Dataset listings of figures
↓↓↓
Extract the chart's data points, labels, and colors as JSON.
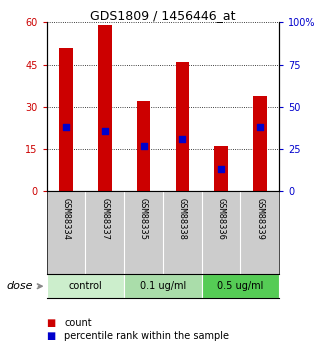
{
  "title": "GDS1809 / 1456446_at",
  "samples": [
    "GSM88334",
    "GSM88337",
    "GSM88335",
    "GSM88338",
    "GSM88336",
    "GSM88339"
  ],
  "counts": [
    51,
    59,
    32,
    46,
    16,
    34
  ],
  "percentile_ranks": [
    38,
    36,
    27,
    31,
    13,
    38
  ],
  "groups": [
    {
      "label": "control",
      "span": [
        0,
        2
      ],
      "color": "#cceecc"
    },
    {
      "label": "0.1 ug/ml",
      "span": [
        2,
        4
      ],
      "color": "#aaddaa"
    },
    {
      "label": "0.5 ug/ml",
      "span": [
        4,
        6
      ],
      "color": "#55cc55"
    }
  ],
  "bar_color": "#cc0000",
  "blue_marker_color": "#0000cc",
  "left_axis_color": "#cc0000",
  "right_axis_color": "#0000cc",
  "ylim_left": [
    0,
    60
  ],
  "ylim_right": [
    0,
    100
  ],
  "yticks_left": [
    0,
    15,
    30,
    45,
    60
  ],
  "yticks_right": [
    0,
    25,
    50,
    75,
    100
  ],
  "background_color": "#ffffff",
  "plot_bg": "#ffffff",
  "bar_width": 0.35,
  "dose_label": "dose",
  "legend_count_label": "count",
  "legend_percentile_label": "percentile rank within the sample",
  "sample_bg": "#cccccc",
  "sample_divider_color": "#ffffff"
}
↑↑↑
Repeat the material verbatim. Do not carry over any picture.

## ANSWER BELOW
Extract the chart's data points, labels, and colors as JSON.
{
  "title": "GDS1809 / 1456446_at",
  "samples": [
    "GSM88334",
    "GSM88337",
    "GSM88335",
    "GSM88338",
    "GSM88336",
    "GSM88339"
  ],
  "counts": [
    51,
    59,
    32,
    46,
    16,
    34
  ],
  "percentile_ranks": [
    38,
    36,
    27,
    31,
    13,
    38
  ],
  "groups": [
    {
      "label": "control",
      "span": [
        0,
        2
      ],
      "color": "#cceecc"
    },
    {
      "label": "0.1 ug/ml",
      "span": [
        2,
        4
      ],
      "color": "#aaddaa"
    },
    {
      "label": "0.5 ug/ml",
      "span": [
        4,
        6
      ],
      "color": "#55cc55"
    }
  ],
  "bar_color": "#cc0000",
  "blue_marker_color": "#0000cc",
  "left_axis_color": "#cc0000",
  "right_axis_color": "#0000cc",
  "ylim_left": [
    0,
    60
  ],
  "ylim_right": [
    0,
    100
  ],
  "yticks_left": [
    0,
    15,
    30,
    45,
    60
  ],
  "yticks_right": [
    0,
    25,
    50,
    75,
    100
  ],
  "background_color": "#ffffff",
  "plot_bg": "#ffffff",
  "bar_width": 0.35,
  "dose_label": "dose",
  "legend_count_label": "count",
  "legend_percentile_label": "percentile rank within the sample",
  "sample_bg": "#cccccc",
  "sample_divider_color": "#ffffff"
}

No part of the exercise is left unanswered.